[start ITEMS]

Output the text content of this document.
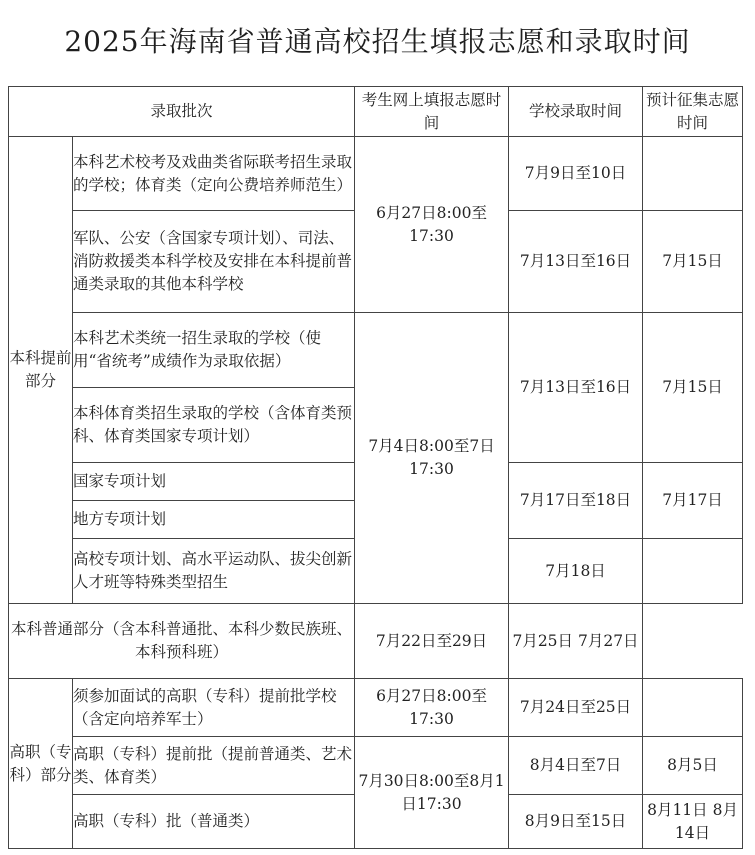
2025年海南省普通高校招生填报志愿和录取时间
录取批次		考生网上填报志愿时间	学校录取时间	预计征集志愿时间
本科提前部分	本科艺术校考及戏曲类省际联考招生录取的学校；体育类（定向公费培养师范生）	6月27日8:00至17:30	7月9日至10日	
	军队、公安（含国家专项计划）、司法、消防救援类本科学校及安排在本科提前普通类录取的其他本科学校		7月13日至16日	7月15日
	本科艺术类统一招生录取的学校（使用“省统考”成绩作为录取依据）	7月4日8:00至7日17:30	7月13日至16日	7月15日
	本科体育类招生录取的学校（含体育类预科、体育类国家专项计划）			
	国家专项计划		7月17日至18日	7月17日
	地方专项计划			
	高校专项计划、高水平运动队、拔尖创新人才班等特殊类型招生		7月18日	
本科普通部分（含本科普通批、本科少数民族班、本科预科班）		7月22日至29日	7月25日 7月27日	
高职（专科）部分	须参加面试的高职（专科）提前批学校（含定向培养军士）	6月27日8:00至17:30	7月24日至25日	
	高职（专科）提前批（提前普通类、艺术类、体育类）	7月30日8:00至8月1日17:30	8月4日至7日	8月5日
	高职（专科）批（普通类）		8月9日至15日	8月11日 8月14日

[end ITEMS]
[start ITEMS]

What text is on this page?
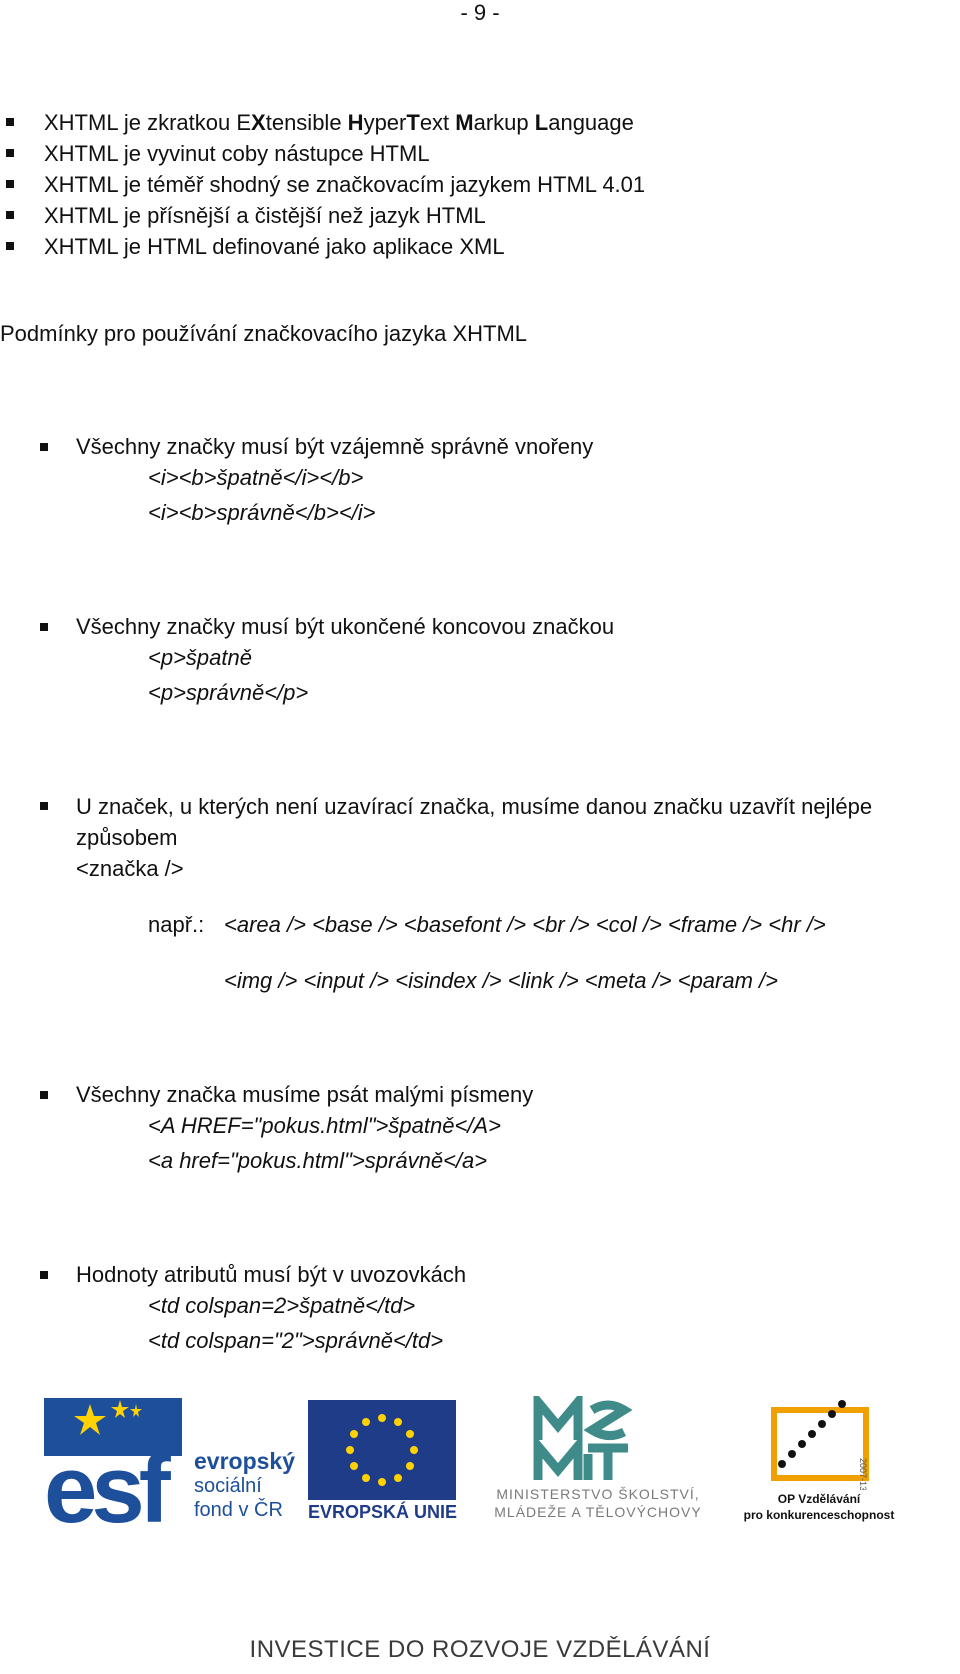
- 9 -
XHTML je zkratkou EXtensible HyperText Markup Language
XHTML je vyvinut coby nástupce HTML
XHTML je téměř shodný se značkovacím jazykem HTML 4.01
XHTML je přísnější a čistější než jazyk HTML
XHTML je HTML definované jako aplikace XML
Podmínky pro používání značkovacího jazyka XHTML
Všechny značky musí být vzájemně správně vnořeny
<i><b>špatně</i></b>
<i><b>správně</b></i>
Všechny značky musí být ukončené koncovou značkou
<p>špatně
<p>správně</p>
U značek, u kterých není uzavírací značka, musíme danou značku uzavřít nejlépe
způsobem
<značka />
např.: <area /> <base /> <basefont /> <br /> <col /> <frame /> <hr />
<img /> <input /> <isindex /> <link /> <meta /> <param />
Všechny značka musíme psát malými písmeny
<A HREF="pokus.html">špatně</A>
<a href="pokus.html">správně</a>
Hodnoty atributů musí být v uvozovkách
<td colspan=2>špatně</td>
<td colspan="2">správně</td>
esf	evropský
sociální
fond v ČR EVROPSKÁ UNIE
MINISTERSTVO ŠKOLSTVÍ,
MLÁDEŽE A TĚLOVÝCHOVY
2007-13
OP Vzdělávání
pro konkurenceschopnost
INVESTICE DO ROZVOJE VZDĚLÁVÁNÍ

[end ITEMS]

#### YOUR TASK
Some lines of the data may hold the word "XHTML". Say how many do, with nothing else.

#### PROBLEM SOLUTION
6